Task data:
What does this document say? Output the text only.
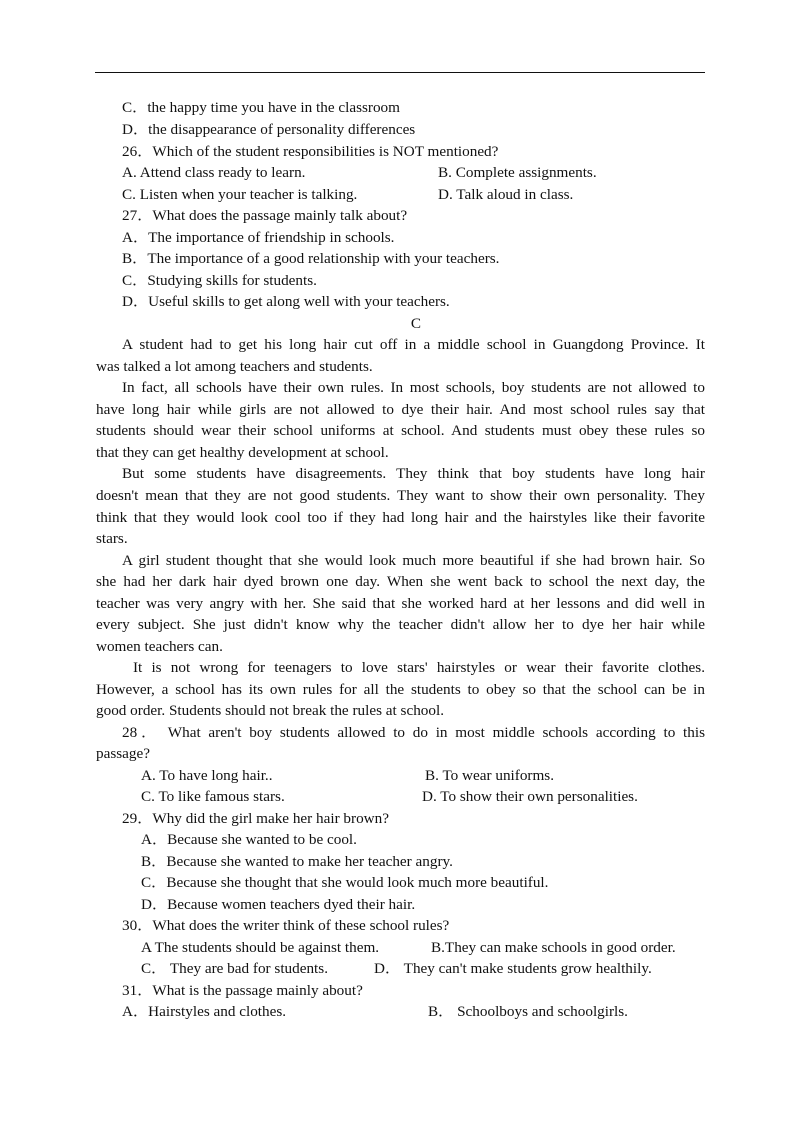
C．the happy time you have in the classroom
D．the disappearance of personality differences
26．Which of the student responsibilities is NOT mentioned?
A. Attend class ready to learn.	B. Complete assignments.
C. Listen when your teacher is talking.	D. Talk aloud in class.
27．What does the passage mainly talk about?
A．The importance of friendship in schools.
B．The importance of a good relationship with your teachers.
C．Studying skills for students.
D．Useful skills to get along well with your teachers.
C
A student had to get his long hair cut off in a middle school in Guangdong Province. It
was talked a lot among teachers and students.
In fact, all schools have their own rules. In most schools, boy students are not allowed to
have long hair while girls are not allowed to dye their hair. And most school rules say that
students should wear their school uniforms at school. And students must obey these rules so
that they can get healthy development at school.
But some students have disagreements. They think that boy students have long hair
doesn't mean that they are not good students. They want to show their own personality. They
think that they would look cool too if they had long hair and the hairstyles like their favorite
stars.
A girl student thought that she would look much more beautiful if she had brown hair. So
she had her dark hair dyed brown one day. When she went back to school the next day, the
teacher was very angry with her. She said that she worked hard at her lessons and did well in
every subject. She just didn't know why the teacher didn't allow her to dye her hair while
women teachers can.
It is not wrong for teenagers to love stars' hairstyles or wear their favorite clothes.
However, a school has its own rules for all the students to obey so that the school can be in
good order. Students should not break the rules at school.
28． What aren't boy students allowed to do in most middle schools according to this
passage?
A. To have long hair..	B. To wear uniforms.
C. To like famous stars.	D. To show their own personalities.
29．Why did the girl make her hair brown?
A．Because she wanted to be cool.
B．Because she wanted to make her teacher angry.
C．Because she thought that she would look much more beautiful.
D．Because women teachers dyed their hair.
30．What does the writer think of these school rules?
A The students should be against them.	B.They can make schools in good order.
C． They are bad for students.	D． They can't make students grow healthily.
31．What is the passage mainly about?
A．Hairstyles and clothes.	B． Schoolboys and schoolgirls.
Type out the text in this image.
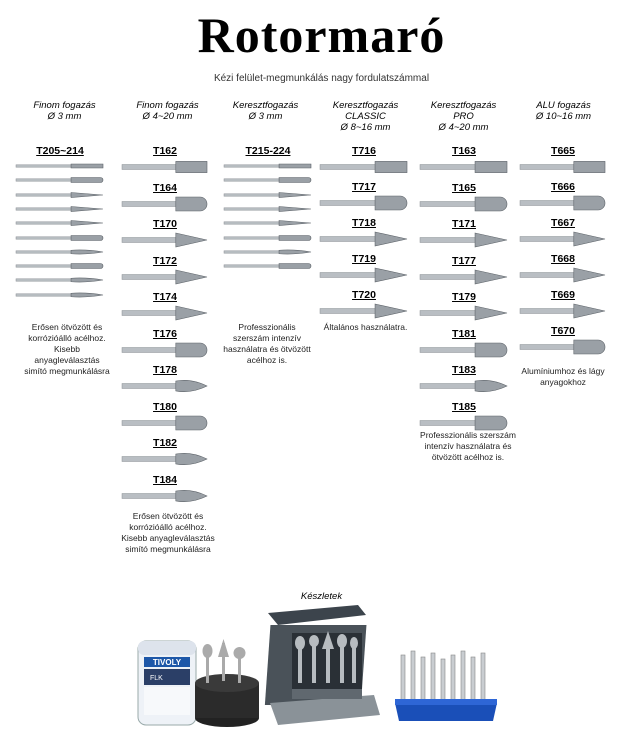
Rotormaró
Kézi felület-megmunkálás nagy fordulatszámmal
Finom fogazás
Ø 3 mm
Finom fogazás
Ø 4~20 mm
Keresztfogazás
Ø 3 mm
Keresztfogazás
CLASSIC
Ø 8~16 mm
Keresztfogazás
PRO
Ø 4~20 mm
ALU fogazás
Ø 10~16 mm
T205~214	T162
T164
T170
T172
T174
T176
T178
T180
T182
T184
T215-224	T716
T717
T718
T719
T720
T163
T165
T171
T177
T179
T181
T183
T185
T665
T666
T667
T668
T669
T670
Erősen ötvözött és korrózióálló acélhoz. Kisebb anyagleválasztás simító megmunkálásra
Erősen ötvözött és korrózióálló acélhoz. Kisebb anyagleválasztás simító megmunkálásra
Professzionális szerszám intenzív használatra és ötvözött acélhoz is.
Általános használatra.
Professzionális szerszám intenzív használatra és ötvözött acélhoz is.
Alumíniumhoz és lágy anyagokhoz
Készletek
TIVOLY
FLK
--
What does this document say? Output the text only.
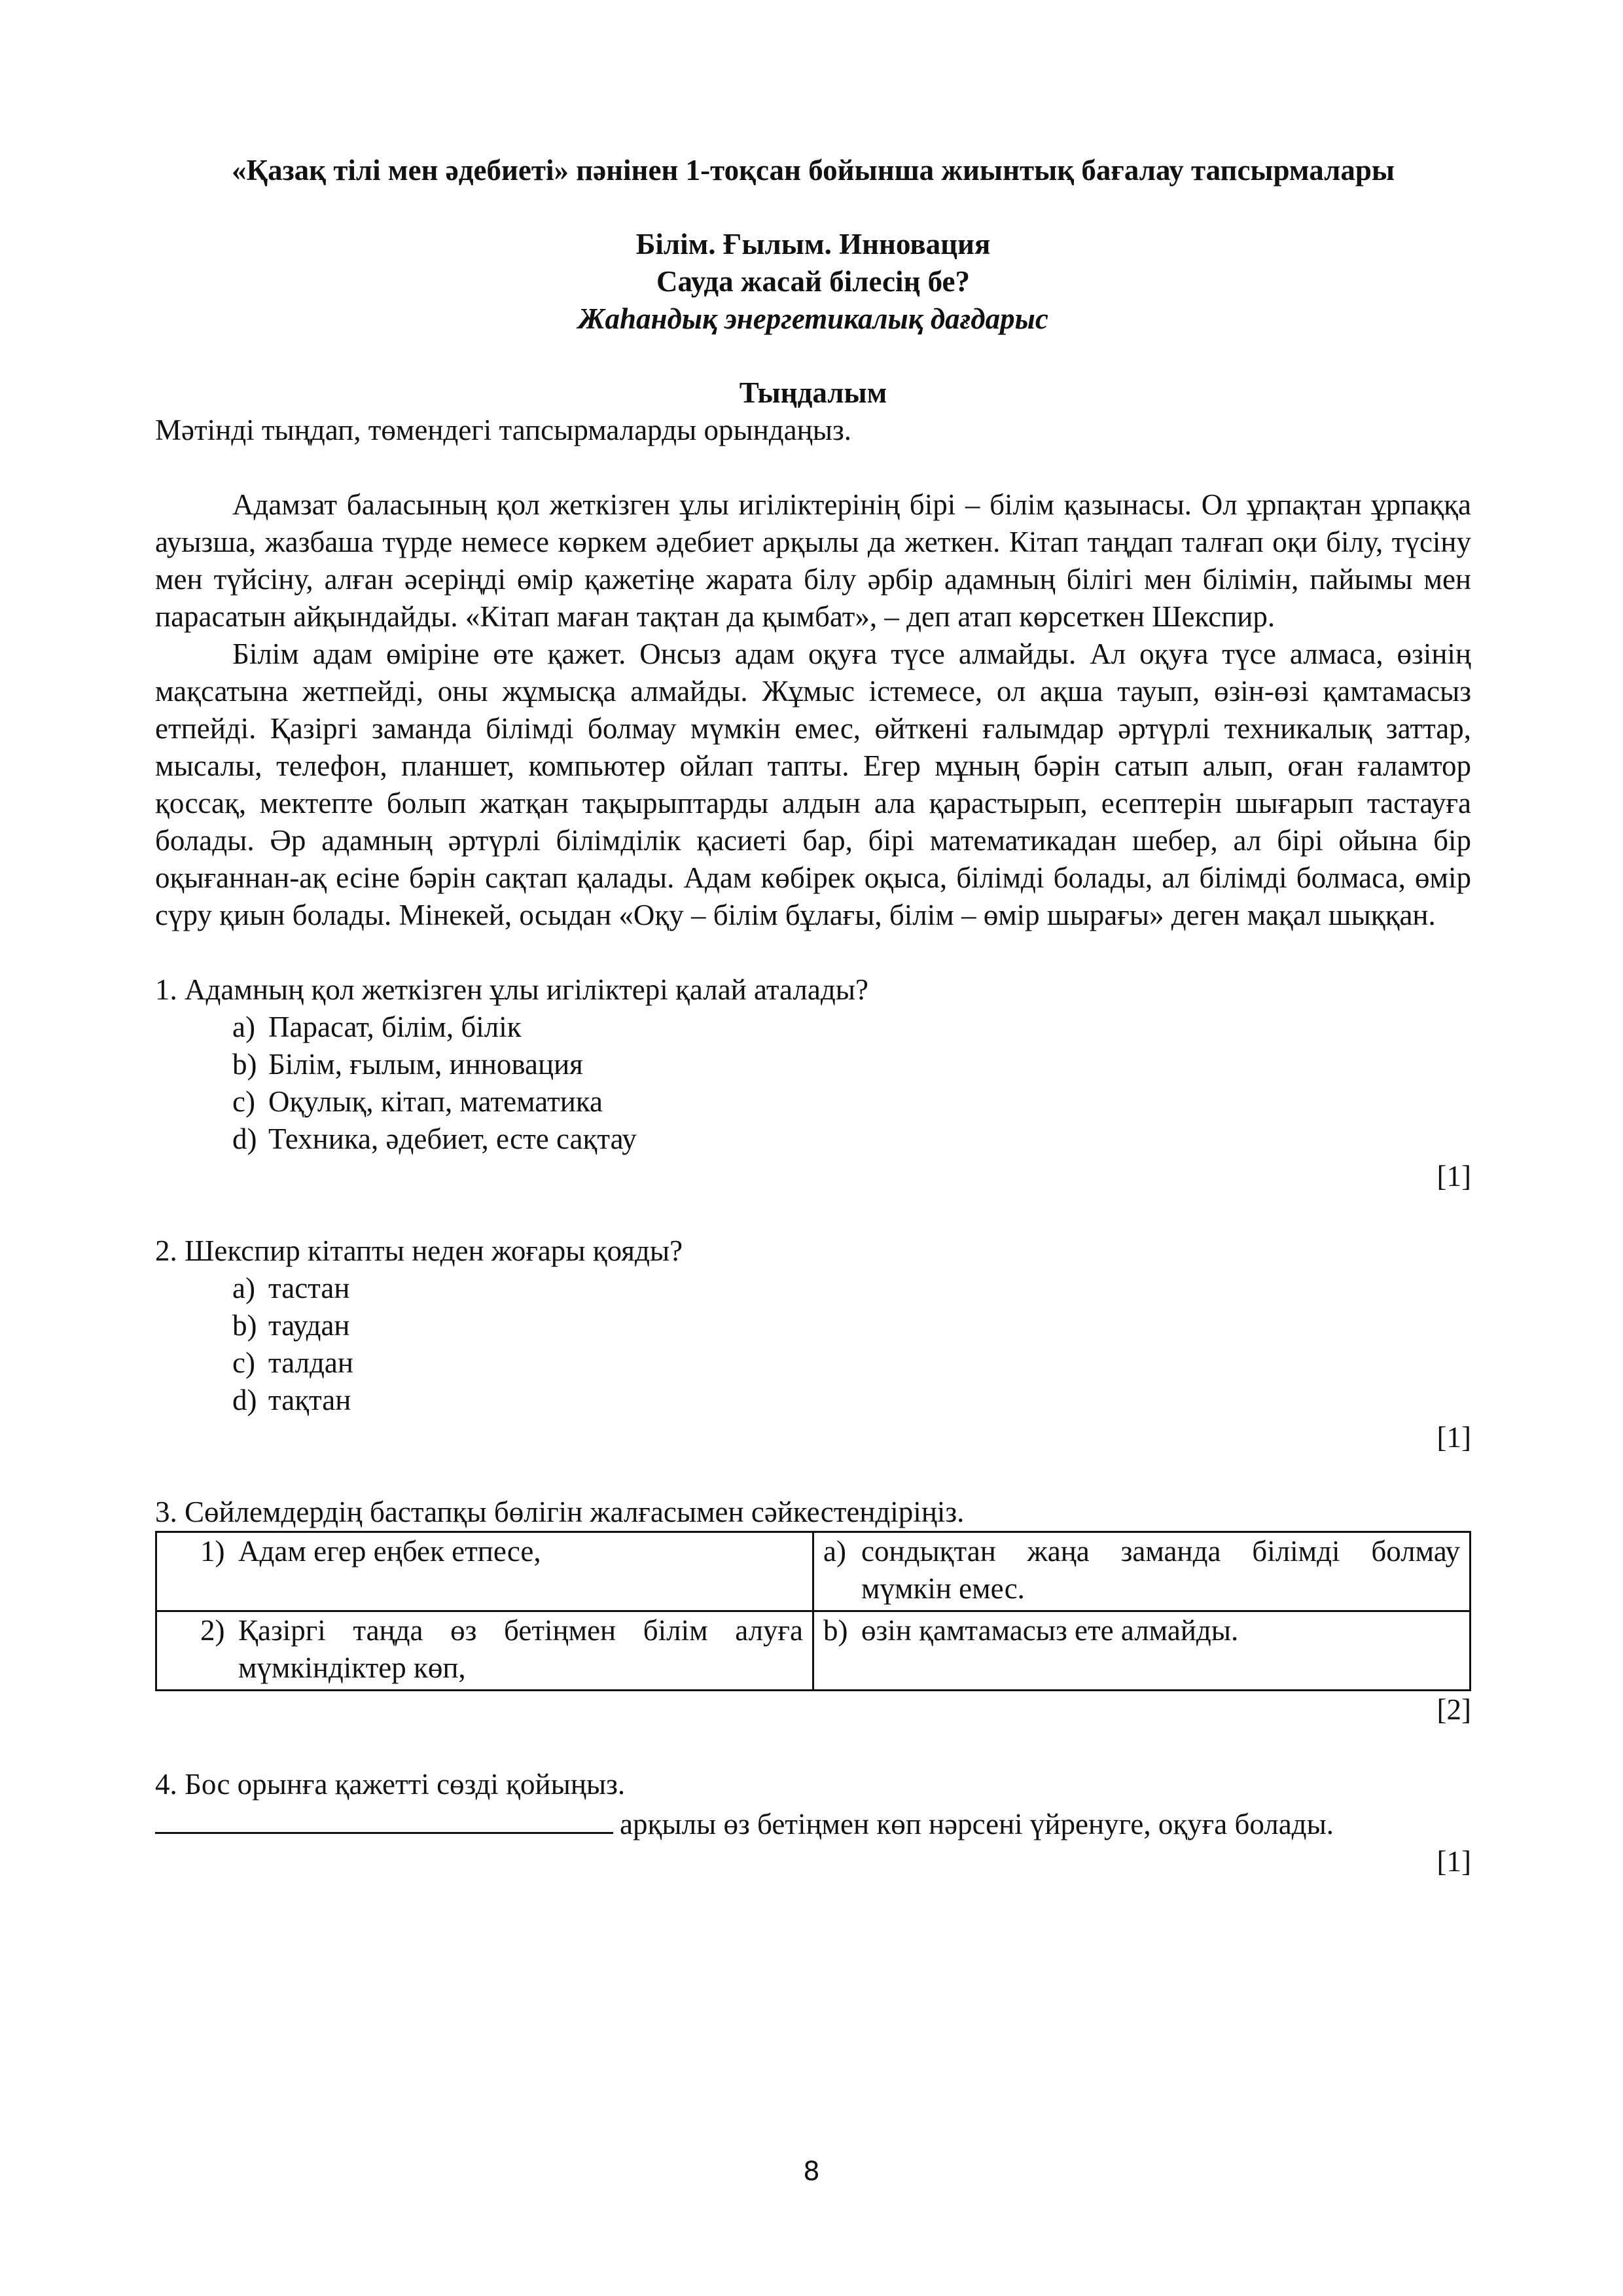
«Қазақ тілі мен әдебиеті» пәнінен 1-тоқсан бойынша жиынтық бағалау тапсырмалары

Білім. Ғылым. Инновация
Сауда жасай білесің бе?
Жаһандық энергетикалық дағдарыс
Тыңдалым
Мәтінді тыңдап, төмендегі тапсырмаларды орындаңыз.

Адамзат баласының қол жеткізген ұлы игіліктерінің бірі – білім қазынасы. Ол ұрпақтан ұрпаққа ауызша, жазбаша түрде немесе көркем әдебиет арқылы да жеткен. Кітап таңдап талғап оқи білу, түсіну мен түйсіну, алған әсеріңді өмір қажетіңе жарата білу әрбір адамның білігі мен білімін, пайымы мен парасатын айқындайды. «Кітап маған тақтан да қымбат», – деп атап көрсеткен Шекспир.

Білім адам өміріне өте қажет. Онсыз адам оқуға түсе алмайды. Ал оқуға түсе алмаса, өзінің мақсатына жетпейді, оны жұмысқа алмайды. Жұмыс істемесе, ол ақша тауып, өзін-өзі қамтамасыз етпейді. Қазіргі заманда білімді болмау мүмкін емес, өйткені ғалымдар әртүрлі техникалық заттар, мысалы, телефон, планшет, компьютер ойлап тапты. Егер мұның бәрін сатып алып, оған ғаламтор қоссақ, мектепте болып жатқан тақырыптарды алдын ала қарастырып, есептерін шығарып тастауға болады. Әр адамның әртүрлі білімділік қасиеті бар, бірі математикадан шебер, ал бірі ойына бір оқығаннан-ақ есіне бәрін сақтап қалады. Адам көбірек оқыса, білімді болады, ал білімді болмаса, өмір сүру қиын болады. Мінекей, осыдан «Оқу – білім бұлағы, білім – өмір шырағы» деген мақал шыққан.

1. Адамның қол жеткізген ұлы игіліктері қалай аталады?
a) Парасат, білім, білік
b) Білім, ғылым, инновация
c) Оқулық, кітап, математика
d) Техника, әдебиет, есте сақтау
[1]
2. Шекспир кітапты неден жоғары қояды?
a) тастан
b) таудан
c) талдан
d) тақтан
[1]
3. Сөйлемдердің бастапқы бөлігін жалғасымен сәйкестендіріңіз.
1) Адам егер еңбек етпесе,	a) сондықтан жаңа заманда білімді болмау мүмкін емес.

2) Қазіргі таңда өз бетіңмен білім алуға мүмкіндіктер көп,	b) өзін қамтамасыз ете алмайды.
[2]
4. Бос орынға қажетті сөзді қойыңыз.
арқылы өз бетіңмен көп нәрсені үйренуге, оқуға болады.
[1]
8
---
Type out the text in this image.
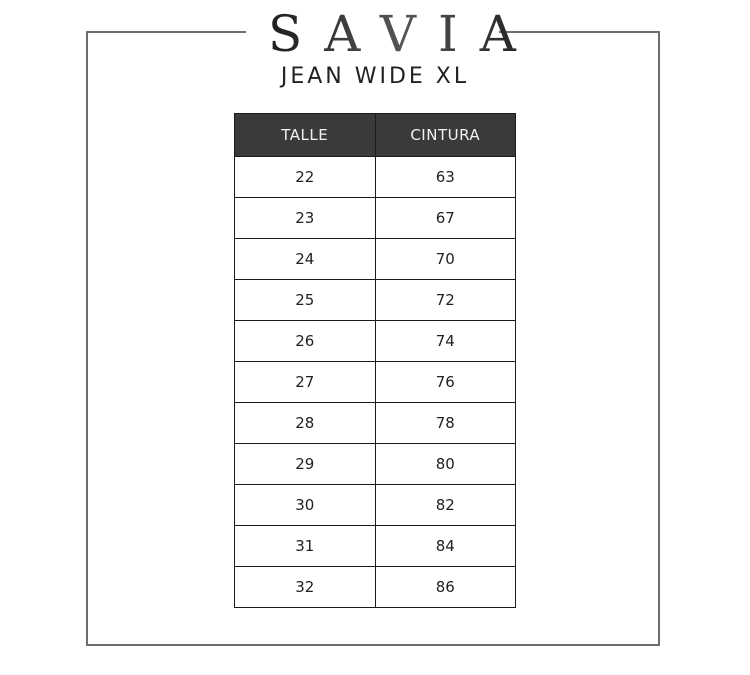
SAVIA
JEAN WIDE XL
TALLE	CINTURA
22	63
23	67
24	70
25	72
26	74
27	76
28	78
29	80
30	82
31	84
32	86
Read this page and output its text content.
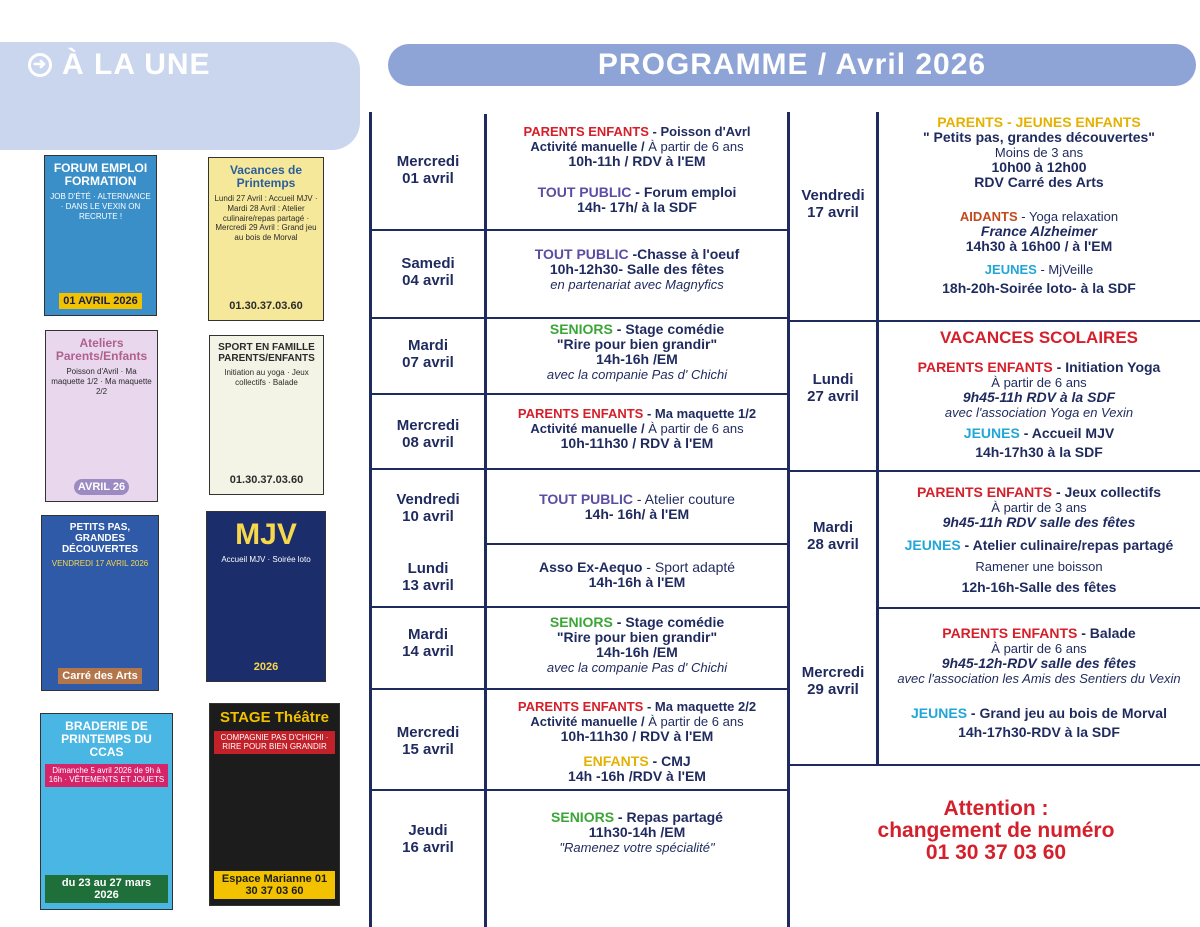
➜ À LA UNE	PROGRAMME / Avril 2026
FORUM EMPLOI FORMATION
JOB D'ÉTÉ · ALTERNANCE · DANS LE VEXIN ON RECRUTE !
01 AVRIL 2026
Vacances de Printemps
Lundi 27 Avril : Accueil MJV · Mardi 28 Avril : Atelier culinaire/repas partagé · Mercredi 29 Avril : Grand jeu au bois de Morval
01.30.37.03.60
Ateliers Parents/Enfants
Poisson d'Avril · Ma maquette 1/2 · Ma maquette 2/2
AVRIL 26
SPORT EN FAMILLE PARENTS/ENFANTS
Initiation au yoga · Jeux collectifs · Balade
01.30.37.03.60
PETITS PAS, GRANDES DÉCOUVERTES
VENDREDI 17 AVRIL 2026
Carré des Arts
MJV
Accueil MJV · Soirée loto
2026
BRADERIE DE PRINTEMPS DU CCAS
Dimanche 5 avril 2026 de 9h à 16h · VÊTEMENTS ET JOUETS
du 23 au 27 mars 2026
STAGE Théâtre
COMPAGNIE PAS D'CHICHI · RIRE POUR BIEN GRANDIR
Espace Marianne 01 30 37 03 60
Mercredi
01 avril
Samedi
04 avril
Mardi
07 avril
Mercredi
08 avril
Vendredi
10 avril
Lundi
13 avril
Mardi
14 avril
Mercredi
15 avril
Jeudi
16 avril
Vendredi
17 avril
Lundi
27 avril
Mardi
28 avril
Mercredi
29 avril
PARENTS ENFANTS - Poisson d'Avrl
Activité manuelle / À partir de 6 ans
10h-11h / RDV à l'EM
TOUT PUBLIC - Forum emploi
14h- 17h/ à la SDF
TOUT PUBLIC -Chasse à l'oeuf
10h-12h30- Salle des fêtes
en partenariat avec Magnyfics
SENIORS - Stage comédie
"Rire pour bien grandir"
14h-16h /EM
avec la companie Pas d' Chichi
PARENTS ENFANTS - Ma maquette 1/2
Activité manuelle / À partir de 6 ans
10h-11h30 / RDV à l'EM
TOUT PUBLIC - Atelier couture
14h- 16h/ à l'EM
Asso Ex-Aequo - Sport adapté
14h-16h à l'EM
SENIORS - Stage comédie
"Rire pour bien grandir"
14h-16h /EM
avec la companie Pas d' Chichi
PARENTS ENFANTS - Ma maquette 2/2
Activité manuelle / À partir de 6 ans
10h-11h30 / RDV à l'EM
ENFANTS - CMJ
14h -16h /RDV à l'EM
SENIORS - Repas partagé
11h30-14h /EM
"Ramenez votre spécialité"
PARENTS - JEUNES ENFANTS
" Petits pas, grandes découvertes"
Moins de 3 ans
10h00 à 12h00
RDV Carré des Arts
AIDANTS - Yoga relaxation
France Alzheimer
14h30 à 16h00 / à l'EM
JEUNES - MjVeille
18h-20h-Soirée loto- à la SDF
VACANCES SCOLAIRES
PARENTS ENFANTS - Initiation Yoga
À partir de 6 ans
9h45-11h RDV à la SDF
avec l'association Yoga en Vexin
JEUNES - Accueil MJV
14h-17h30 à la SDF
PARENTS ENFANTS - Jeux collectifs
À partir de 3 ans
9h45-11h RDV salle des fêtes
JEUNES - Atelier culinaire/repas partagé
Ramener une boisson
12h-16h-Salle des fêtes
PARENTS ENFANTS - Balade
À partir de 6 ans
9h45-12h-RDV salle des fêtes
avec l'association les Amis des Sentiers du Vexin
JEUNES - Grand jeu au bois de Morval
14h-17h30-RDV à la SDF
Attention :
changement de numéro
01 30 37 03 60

Problem details:
Say how many lines above contain the string "well". Answer with the number only.

Written response:
2